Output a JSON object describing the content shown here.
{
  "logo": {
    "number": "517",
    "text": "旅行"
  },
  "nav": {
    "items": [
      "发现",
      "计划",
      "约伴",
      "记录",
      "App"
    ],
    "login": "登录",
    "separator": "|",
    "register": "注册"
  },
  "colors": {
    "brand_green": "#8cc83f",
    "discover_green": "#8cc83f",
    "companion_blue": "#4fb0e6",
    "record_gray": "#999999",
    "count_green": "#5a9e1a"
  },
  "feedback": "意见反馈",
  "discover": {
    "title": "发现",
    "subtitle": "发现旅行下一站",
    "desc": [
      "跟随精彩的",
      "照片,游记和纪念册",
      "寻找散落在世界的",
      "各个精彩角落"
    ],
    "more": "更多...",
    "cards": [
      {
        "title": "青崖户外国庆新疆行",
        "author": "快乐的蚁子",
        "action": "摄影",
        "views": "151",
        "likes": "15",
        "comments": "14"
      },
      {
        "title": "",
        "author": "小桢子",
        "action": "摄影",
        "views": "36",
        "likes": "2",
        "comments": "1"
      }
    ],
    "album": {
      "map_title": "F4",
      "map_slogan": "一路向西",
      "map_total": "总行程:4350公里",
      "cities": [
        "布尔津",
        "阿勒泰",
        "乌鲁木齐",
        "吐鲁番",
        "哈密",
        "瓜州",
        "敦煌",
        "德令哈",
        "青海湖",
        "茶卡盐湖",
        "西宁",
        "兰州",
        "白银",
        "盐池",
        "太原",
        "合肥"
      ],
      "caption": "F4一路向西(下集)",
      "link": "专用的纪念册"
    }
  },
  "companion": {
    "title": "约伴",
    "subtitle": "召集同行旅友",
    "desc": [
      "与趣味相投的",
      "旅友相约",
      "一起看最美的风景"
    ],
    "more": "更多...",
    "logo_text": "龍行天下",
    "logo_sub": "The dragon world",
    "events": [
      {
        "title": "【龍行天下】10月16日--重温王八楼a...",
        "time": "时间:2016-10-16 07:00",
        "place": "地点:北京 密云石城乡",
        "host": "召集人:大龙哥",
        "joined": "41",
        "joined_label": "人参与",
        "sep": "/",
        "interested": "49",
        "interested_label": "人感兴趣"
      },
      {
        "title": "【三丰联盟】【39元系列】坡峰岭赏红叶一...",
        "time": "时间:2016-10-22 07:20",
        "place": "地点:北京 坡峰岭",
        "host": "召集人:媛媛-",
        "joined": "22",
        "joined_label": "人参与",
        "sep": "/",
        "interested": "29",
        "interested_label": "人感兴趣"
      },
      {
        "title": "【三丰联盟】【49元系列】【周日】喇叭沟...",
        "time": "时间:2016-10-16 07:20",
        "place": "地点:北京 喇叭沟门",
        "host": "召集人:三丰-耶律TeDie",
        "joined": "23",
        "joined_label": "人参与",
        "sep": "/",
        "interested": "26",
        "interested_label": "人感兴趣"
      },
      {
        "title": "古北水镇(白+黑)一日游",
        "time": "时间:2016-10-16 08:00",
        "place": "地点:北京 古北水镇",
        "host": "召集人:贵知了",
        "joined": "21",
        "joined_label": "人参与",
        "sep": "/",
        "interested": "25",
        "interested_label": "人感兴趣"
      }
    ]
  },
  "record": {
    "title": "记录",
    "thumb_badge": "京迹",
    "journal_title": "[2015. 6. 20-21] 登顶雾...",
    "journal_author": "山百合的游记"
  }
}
==
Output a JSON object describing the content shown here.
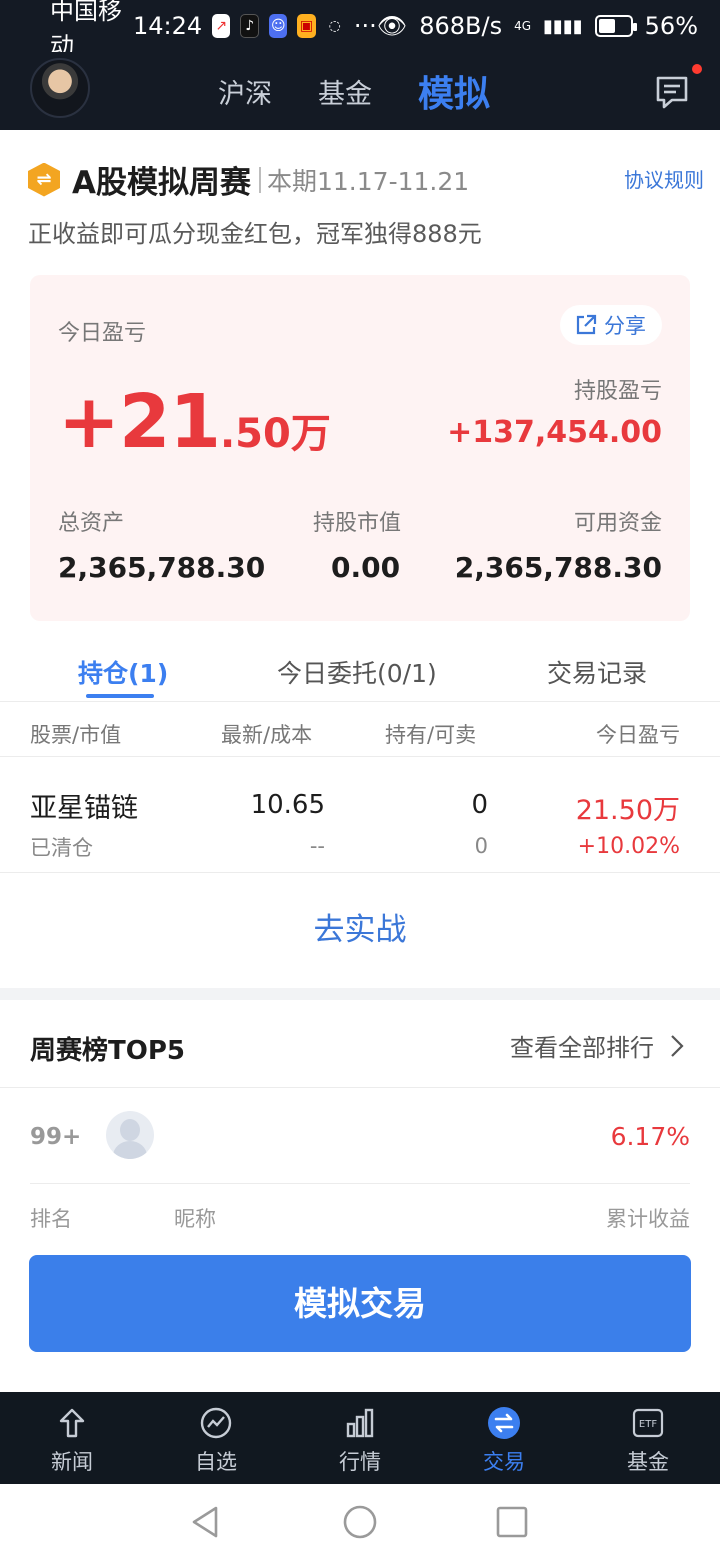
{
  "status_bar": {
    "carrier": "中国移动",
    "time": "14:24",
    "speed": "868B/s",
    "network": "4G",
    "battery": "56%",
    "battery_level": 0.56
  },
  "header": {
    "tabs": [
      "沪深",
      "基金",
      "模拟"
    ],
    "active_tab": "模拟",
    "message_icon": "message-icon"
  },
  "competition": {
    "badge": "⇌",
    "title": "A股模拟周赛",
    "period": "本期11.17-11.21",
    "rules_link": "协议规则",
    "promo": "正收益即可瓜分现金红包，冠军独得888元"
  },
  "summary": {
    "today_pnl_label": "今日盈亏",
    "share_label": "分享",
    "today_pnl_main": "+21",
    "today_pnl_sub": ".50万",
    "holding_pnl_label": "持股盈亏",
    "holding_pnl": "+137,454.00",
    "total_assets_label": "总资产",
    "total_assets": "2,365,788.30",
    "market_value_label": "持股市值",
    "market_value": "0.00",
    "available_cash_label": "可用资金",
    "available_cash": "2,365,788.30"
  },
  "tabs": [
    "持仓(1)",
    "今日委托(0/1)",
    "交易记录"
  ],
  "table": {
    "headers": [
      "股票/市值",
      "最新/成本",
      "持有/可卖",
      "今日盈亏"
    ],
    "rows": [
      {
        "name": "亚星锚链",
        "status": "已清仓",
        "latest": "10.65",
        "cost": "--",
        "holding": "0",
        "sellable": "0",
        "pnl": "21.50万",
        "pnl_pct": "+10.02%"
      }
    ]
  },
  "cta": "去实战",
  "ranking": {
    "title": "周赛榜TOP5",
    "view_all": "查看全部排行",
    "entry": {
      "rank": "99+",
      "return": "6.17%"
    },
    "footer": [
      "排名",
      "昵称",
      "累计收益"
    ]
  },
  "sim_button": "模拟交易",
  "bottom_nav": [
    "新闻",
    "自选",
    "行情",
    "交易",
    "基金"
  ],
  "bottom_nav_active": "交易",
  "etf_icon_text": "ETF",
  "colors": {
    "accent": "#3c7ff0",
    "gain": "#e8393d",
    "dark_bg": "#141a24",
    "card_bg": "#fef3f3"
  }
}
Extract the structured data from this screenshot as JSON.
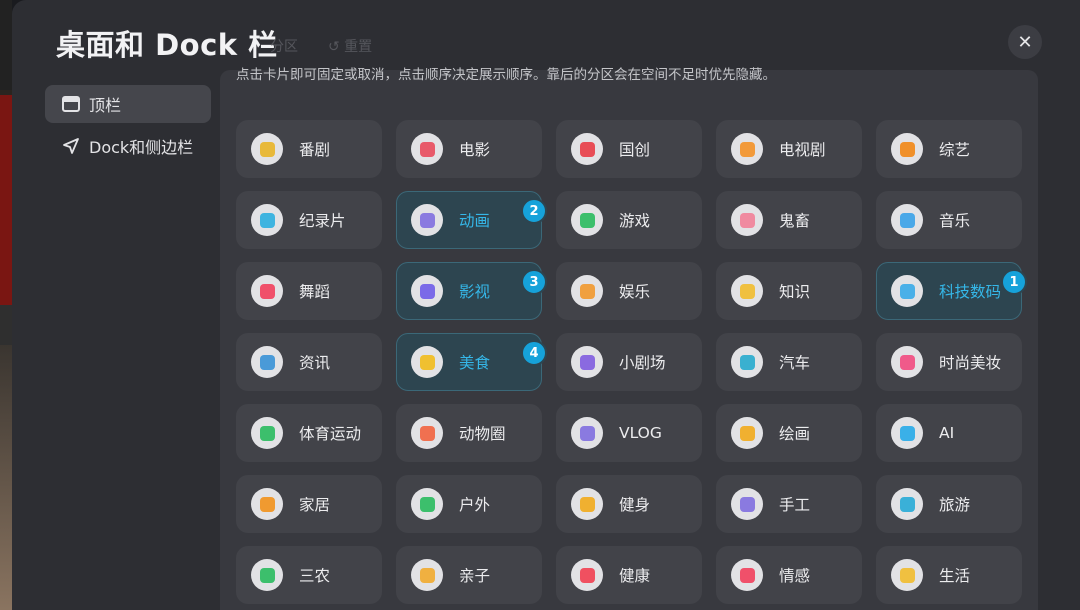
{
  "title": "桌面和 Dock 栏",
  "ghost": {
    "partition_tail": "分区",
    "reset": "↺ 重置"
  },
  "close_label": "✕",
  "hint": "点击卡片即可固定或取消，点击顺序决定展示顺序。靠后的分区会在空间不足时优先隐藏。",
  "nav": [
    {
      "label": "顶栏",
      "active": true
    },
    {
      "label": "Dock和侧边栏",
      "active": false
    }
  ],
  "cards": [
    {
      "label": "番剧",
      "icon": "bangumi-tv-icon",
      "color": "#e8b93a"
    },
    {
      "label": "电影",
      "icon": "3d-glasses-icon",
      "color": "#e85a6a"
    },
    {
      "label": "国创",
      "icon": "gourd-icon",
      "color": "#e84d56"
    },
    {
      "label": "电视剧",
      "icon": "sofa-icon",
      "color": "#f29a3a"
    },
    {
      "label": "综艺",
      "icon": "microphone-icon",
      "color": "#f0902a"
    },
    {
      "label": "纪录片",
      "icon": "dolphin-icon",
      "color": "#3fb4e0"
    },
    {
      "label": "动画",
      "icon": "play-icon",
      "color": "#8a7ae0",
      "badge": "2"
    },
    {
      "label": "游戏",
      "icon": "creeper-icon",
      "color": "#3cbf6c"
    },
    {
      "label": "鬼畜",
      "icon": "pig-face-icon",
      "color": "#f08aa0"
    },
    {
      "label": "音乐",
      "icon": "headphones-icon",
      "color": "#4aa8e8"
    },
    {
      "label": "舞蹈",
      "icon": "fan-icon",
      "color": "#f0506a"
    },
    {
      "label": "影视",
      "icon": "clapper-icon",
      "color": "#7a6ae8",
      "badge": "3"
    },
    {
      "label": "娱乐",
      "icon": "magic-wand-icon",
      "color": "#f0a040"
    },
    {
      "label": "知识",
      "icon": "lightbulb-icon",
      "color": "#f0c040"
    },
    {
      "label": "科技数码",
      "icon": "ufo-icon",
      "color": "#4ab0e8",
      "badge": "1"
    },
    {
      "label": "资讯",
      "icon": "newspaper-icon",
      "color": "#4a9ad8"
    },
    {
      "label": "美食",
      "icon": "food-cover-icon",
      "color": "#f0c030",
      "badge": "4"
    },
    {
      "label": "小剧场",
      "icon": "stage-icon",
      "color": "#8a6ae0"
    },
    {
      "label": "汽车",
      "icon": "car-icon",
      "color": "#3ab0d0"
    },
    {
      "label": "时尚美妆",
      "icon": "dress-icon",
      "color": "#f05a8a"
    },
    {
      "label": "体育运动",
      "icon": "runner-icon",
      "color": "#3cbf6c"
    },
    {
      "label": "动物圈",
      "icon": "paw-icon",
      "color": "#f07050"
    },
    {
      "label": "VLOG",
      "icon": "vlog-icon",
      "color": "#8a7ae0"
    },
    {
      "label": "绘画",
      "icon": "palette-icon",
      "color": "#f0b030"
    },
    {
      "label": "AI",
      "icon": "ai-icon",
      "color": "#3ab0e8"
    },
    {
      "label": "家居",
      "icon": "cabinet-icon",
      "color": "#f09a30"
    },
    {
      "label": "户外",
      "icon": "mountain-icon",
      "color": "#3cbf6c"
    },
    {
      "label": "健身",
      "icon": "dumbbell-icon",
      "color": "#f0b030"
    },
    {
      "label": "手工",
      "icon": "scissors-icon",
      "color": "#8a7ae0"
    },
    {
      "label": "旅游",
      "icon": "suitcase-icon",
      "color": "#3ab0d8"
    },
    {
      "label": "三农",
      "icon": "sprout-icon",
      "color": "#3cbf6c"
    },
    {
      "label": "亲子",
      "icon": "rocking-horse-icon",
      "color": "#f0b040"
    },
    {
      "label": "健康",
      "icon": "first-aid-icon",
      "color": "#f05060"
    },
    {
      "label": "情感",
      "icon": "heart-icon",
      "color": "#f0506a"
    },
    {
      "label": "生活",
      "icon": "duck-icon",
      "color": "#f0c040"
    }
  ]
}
---
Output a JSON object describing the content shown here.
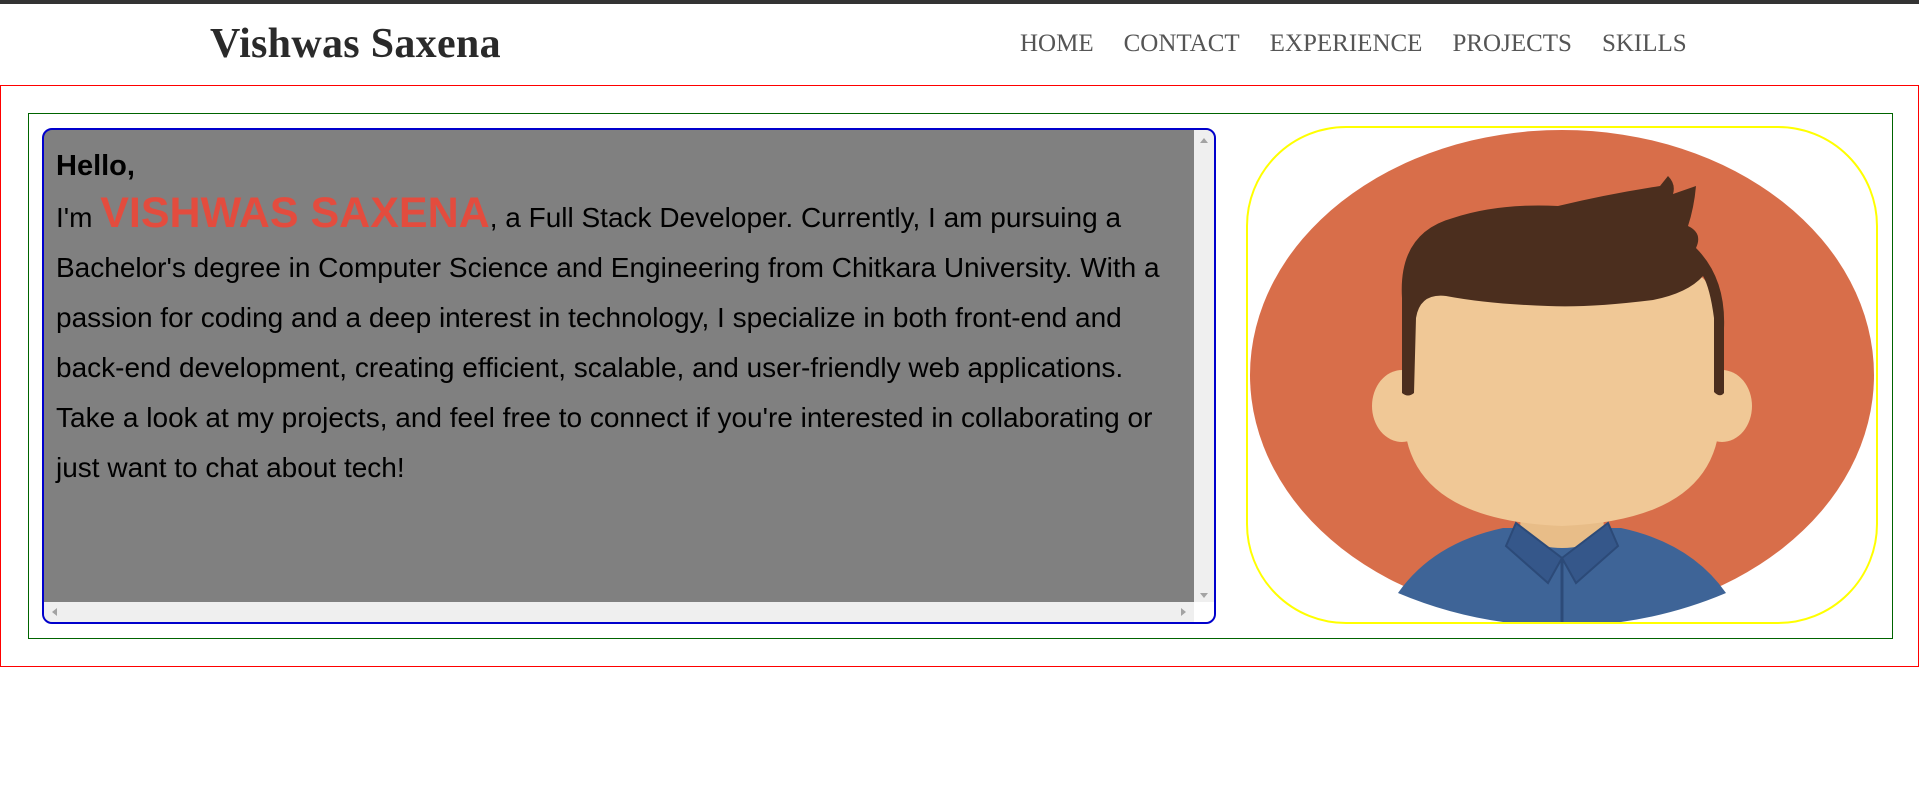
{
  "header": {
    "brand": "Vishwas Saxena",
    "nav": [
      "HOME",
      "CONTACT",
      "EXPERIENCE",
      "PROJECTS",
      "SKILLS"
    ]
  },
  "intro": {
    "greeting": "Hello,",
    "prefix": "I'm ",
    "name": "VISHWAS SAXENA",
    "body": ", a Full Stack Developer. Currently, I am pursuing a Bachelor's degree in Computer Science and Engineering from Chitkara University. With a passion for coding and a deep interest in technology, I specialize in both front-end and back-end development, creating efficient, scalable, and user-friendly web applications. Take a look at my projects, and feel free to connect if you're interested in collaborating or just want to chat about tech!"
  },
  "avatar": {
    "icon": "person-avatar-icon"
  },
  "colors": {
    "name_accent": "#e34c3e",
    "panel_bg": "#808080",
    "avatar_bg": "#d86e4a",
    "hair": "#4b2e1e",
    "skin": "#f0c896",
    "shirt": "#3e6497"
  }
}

STATED EXERCISE – Above are lines of data; state how many of them contain the word "place", with no other output.

EXERCISE OUTPUT – 4